Set problem: Omit every picture and write out the rest of the records exactly.

Excerpted records:

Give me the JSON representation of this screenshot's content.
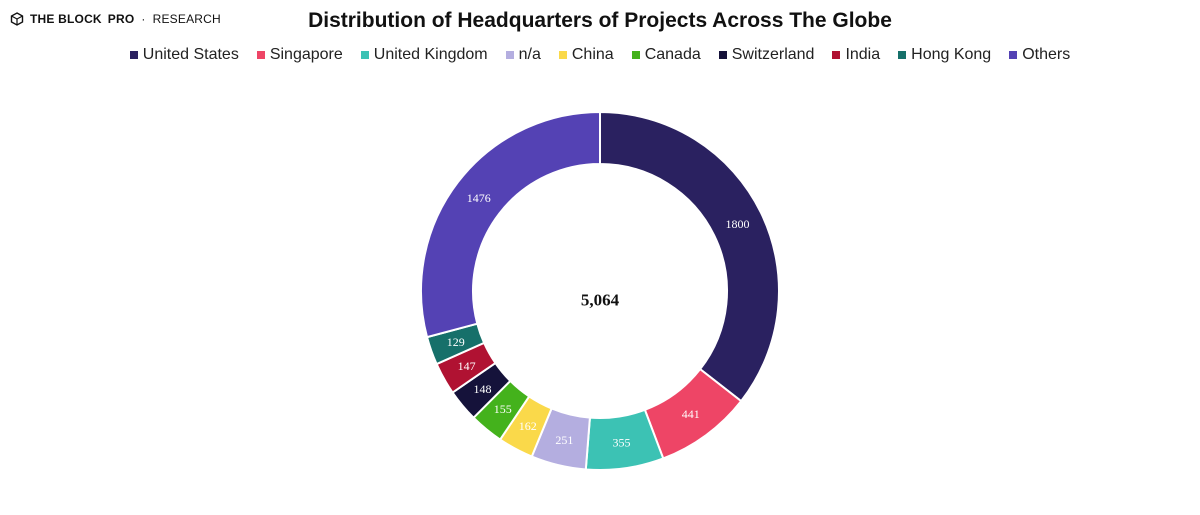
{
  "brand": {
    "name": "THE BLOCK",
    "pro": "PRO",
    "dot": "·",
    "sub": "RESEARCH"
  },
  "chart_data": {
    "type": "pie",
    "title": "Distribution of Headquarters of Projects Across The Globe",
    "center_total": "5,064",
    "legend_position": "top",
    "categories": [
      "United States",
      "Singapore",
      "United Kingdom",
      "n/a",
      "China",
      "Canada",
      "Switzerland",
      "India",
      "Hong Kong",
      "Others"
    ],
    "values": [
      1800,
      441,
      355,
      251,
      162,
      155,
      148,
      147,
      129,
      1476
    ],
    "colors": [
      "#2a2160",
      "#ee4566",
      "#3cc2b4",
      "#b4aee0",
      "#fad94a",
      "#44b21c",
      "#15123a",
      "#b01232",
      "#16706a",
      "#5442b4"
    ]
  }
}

Correct response:
Give me the JSON representation of this screenshot's content.
{
  "brand": {
    "name": "THE BLOCK",
    "pro": "PRO",
    "dot": "·",
    "sub": "RESEARCH"
  },
  "chart_data": {
    "type": "pie",
    "title": "Distribution of Headquarters of Projects Across The Globe",
    "center_total": "5,064",
    "legend_position": "top",
    "categories": [
      "United States",
      "Singapore",
      "United Kingdom",
      "n/a",
      "China",
      "Canada",
      "Switzerland",
      "India",
      "Hong Kong",
      "Others"
    ],
    "values": [
      1800,
      441,
      355,
      251,
      162,
      155,
      148,
      147,
      129,
      1476
    ],
    "colors": [
      "#2a2160",
      "#ee4566",
      "#3cc2b4",
      "#b4aee0",
      "#fad94a",
      "#44b21c",
      "#15123a",
      "#b01232",
      "#16706a",
      "#5442b4"
    ]
  }
}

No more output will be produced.